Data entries
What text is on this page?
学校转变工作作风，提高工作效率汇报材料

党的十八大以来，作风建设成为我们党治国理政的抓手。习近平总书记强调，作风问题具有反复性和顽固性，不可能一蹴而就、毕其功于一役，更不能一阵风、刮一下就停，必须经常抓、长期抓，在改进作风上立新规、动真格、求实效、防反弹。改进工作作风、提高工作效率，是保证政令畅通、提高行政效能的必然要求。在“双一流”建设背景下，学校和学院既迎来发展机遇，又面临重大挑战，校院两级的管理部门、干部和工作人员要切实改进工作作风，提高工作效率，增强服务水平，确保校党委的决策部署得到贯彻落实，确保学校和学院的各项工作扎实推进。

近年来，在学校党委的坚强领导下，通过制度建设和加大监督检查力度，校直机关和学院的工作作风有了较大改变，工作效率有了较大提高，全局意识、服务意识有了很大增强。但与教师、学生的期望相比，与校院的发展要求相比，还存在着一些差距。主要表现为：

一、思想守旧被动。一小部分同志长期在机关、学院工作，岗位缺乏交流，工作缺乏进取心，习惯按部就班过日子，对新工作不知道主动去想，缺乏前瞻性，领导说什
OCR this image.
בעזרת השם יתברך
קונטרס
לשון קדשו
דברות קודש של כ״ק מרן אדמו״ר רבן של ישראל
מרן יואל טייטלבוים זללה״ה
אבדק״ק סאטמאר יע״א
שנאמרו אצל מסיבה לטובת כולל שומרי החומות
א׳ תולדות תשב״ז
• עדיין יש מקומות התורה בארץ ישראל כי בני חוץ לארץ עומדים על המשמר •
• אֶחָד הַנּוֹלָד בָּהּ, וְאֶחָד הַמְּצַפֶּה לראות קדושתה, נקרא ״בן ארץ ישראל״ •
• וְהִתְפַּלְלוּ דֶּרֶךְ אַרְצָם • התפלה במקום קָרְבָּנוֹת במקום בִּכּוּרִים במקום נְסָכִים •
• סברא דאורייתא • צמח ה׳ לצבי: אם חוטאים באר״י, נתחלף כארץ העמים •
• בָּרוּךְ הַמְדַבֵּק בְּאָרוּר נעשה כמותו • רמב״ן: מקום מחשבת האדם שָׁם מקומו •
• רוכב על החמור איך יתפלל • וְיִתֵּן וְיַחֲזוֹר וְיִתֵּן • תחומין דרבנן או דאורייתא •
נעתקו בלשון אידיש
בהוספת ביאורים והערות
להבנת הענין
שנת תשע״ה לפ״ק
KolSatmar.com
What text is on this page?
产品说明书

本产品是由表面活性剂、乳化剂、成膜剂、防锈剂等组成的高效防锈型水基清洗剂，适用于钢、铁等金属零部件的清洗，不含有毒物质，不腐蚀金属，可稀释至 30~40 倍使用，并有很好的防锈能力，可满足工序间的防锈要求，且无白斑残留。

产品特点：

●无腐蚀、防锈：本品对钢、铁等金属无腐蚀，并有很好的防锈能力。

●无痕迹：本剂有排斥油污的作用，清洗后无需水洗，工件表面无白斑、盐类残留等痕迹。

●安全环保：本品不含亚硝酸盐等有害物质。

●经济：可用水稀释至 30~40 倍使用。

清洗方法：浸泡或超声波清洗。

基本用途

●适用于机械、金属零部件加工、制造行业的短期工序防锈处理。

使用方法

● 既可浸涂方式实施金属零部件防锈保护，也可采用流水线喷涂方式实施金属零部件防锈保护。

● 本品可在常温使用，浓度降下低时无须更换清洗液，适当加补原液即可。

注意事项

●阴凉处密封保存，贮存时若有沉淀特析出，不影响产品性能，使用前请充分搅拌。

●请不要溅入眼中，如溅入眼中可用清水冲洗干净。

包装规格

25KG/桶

▶ **Stated goal**:
Using the entries above, please restate each one word for word.

▶ **Correct result**:
What text is on this page?
学校转变工作作风，提高工作效率汇报材料

党的十八大以来，作风建设成为我们党治国理政的抓手。习近平总书记强调，作风问题具有反复性和顽固性，不可能一蹴而就、毕其功于一役，更不能一阵风、刮一下就停，必须经常抓、长期抓，在改进作风上立新规、动真格、求实效、防反弹。改进工作作风、提高工作效率，是保证政令畅通、提高行政效能的必然要求。在“双一流”建设背景下，学校和学院既迎来发展机遇，又面临重大挑战，校院两级的管理部门、干部和工作人员要切实改进工作作风，提高工作效率，增强服务水平，确保校党委的决策部署得到贯彻落实，确保学校和学院的各项工作扎实推进。

近年来，在学校党委的坚强领导下，通过制度建设和加大监督检查力度，校直机关和学院的工作作风有了较大改变，工作效率有了较大提高，全局意识、服务意识有了很大增强。但与教师、学生的期望相比，与校院的发展要求相比，还存在着一些差距。主要表现为：

一、思想守旧被动。一小部分同志长期在机关、学院工作，岗位缺乏交流，工作缺乏进取心，习惯按部就班过日子，对新工作不知道主动去想，缺乏前瞻性，领导说什
OCR this image.
בעזרת השם יתברך
קונטרס
לשון קדשו
דברות קודש של כ״ק מרן אדמו״ר רבן של ישראל
מרן יואל טייטלבוים זללה״ה
אבדק״ק סאטמאר יע״א
שנאמרו אצל מסיבה לטובת כולל שומרי החומות
א׳ תולדות תשב״ז
• עדיין יש מקומות התורה בארץ ישראל כי בני חוץ לארץ עומדים על המשמר •
• אֶחָד הַנּוֹלָד בָּהּ, וְאֶחָד הַמְּצַפֶּה לראות קדושתה, נקרא ״בן ארץ ישראל״ •
• וְהִתְפַּלְלוּ דֶּרֶךְ אַרְצָם • התפלה במקום קָרְבָּנוֹת במקום בִּכּוּרִים במקום נְסָכִים •
• סברא דאורייתא • צמח ה׳ לצבי: אם חוטאים באר״י, נתחלף כארץ העמים •
• בָּרוּךְ הַמְדַבֵּק בְּאָרוּר נעשה כמותו • רמב״ן: מקום מחשבת האדם שָׁם מקומו •
• רוכב על החמור איך יתפלל • וְיִתֵּן וְיַחֲזוֹר וְיִתֵּן • תחומין דרבנן או דאורייתא •
נעתקו בלשון אידיש
בהוספת ביאורים והערות
להבנת הענין
שנת תשע״ה לפ״ק
KolSatmar.com
What text is on this page?
产品说明书

本产品是由表面活性剂、乳化剂、成膜剂、防锈剂等组成的高效防锈型水基清洗剂，适用于钢、铁等金属零部件的清洗，不含有毒物质，不腐蚀金属，可稀释至 30~40 倍使用，并有很好的防锈能力，可满足工序间的防锈要求，且无白斑残留。

产品特点：

●无腐蚀、防锈：本品对钢、铁等金属无腐蚀，并有很好的防锈能力。

●无痕迹：本剂有排斥油污的作用，清洗后无需水洗，工件表面无白斑、盐类残留等痕迹。

●安全环保：本品不含亚硝酸盐等有害物质。

●经济：可用水稀释至 30~40 倍使用。

清洗方法：浸泡或超声波清洗。

基本用途

●适用于机械、金属零部件加工、制造行业的短期工序防锈处理。

使用方法

● 既可浸涂方式实施金属零部件防锈保护，也可采用流水线喷涂方式实施金属零部件防锈保护。

● 本品可在常温使用，浓度降下低时无须更换清洗液，适当加补原液即可。

注意事项

●阴凉处密封保存，贮存时若有沉淀特析出，不影响产品性能，使用前请充分搅拌。

●请不要溅入眼中，如溅入眼中可用清水冲洗干净。

包装规格

25KG/桶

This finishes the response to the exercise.